Excerpt provided -
Generating accurate TLE for rotator pointing

TL;DR Looking for ways to get accurate pointing TLE despite good observations on SATNOGS.

Hi all, our team has been recently having issues with tracking our satellite, 57487 NuLIoN. Our satellite is currently orbiting at 465-464km at a 5 degree inclination orbit.

We have been getting good observations with minimal doppler shifts, but when it comes to tracking with a rotator, we find that there are azimuth and elevation offsets that cannot be resolved by our current method of generating TLEs.

Here’s our step-by-step flow for generating a TLE:

1. Queue observations for 24 hours on Satnog stations.
2. Use Satnogs-Waterfall-Tabulation-Helper to generate DAT files for each of the observations.
3. Combine all resulting DAT files into a single DAT file.
4. Run RFFIT on the combined DAT file using the old TLE that was used for the latest observation.

• First we fit with no parameter selected.
• Use Mean Motion, Mean Anomaly and Ascending Node to fit.
• Write interim TLE file to storage

5. Take interim TLE file and propagate it using sattools/propagate.c to the current UTC time.
6. Take propagated interim TLE and run RFFIT with it on the same combined DAT file.

• Same steps as in step 4.

7. The resulting TLE from step 6 is our final generated TLE for the day.

We repeat this process each day to generate accurate TLE, but from our one year of handling satellite passes, we notice that we will have to apply a time offset (e.g as the TLE gets older, the satellite position has shifted along track rather than off track). For example, given a brand new generated TLE, each 1.5 hour pass will result in an addition of 1 - 2 seconds of time offset per subsequent pass.

In order to accurately determine the time offset required, say on the next day, we use an SGP4 propagator as well as an Orekit DSST propagator side by side to measure the time of peaks. This is equivalent to loading two TLEs into gpredict and comparing their pass timings. Example, if today was Tuesday and I wanted to know what the time offset would be like on Wednesday, I would follow the following steps.

1. Take the TLE from Monday and propagate it from current time until the end of Wednesday. Create a list of all azimuth and elevation observations during the time period.

[Stored items from a collection]
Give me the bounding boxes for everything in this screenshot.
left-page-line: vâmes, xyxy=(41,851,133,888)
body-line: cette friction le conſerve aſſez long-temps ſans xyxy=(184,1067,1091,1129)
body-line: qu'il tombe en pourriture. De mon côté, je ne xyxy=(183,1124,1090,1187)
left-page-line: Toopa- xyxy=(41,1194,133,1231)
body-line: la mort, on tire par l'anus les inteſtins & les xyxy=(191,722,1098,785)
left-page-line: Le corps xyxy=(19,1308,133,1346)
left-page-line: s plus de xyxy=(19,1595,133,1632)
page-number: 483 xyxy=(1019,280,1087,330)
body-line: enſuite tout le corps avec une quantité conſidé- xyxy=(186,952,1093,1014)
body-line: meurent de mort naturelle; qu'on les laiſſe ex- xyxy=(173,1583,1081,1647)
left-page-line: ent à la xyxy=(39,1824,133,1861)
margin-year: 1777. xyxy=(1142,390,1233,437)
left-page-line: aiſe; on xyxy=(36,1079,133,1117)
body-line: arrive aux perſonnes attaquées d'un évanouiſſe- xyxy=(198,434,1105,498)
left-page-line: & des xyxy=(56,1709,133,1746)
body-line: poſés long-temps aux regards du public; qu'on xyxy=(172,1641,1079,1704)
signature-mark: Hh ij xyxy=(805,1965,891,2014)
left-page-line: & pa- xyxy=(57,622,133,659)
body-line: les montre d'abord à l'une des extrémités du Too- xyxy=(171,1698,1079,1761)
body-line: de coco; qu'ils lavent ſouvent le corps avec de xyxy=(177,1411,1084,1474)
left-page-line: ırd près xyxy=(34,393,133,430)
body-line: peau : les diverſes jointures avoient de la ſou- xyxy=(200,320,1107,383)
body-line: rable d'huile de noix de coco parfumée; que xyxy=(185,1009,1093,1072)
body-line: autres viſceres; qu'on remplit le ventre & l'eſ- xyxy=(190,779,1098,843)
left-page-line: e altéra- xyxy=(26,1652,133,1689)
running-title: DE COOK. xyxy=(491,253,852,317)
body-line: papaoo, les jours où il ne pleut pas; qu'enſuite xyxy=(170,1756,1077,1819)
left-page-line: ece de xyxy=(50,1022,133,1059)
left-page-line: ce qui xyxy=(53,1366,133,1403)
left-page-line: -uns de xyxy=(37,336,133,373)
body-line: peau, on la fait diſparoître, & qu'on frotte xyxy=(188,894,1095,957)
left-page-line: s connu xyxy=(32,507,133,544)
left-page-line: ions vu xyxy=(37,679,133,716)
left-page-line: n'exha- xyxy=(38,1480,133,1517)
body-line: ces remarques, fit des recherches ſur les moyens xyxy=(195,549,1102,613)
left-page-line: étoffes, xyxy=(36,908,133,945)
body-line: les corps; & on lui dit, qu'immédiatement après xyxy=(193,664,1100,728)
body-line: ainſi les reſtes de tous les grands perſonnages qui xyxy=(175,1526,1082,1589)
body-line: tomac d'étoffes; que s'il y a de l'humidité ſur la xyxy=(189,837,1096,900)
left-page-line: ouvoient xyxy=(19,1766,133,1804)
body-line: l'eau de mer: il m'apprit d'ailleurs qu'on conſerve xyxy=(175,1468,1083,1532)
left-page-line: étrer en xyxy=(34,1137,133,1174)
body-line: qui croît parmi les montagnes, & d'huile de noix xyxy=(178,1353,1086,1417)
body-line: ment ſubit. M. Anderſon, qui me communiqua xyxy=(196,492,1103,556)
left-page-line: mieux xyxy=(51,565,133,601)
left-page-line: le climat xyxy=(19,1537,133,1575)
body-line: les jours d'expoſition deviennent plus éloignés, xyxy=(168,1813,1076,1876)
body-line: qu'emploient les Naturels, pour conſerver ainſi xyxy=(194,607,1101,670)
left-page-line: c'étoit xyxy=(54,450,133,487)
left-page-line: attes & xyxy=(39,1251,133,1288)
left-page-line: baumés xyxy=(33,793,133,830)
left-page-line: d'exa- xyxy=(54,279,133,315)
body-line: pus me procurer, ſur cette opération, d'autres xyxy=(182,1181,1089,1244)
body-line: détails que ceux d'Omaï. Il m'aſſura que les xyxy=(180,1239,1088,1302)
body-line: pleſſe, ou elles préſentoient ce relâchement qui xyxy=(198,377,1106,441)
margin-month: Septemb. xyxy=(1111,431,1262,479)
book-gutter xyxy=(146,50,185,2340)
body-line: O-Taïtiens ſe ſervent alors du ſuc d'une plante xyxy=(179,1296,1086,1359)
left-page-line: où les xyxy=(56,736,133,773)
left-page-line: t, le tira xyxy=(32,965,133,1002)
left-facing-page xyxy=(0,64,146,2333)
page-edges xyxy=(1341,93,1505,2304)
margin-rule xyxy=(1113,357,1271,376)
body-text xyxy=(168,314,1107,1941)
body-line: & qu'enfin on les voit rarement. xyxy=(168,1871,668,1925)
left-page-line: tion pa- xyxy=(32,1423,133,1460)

* * *

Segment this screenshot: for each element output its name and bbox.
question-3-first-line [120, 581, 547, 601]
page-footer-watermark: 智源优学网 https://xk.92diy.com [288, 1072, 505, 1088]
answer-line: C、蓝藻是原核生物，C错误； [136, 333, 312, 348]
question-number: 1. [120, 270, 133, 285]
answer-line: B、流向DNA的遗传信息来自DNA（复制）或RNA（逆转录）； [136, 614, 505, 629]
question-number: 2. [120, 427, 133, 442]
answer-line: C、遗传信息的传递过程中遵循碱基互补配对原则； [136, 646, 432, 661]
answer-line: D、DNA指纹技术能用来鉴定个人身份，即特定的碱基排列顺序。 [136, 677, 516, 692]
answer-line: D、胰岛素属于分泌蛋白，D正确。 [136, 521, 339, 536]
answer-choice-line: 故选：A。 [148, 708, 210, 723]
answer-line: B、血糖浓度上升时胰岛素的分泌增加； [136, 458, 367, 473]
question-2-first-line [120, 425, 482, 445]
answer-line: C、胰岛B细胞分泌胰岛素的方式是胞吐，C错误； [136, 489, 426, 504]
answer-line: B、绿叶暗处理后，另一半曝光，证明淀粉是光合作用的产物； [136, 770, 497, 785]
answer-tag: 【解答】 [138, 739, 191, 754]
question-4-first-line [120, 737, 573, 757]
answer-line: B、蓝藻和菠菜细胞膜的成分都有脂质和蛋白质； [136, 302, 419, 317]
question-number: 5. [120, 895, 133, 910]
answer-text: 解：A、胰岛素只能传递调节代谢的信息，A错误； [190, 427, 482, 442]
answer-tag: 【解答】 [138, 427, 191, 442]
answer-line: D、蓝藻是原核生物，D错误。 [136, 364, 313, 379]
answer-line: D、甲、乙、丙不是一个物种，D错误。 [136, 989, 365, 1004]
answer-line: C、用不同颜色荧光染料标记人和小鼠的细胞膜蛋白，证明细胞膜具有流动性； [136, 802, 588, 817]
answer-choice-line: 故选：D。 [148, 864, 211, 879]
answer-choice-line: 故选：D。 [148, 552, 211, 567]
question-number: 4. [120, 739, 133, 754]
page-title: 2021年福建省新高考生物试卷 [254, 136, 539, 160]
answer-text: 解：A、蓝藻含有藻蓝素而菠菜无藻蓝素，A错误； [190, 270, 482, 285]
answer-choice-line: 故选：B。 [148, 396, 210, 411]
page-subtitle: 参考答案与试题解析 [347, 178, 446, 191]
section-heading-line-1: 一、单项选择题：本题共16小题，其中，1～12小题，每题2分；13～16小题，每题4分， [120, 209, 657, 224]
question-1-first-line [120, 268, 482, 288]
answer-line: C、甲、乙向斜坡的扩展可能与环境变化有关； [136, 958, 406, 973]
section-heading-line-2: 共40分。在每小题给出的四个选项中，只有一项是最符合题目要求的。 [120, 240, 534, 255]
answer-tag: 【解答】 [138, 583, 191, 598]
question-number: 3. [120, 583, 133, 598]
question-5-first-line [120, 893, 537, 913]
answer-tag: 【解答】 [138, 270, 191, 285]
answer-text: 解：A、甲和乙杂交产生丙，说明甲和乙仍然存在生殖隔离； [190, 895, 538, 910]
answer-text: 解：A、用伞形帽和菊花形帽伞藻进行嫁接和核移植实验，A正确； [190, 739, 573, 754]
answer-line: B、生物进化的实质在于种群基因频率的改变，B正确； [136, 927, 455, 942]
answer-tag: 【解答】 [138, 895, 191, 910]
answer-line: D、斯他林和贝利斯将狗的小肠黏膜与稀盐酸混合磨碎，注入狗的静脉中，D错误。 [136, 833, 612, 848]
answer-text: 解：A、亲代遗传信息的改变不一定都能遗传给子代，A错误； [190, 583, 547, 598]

Your goal - Transcribe from the forum post on generating accurate TLEs the stretch from "Generating accurate TLE" through "of the observations.".

Correct answer -
Generating accurate TLE for rotator pointing

TL;DR Looking for ways to get accurate pointing TLE despite good observations on SATNOGS.

Hi all, our team has been recently having issues with tracking our satellite, 57487 NuLIoN. Our satellite is currently orbiting at 465-464km at a 5 degree inclination orbit.

We have been getting good observations with minimal doppler shifts, but when it comes to tracking with a rotator, we find that there are azimuth and elevation offsets that cannot be resolved by our current method of generating TLEs.

Here’s our step-by-step flow for generating a TLE:

1. Queue observations for 24 hours on Satnog stations.
2. Use Satnogs-Waterfall-Tabulation-Helper to generate DAT files for each of the observations.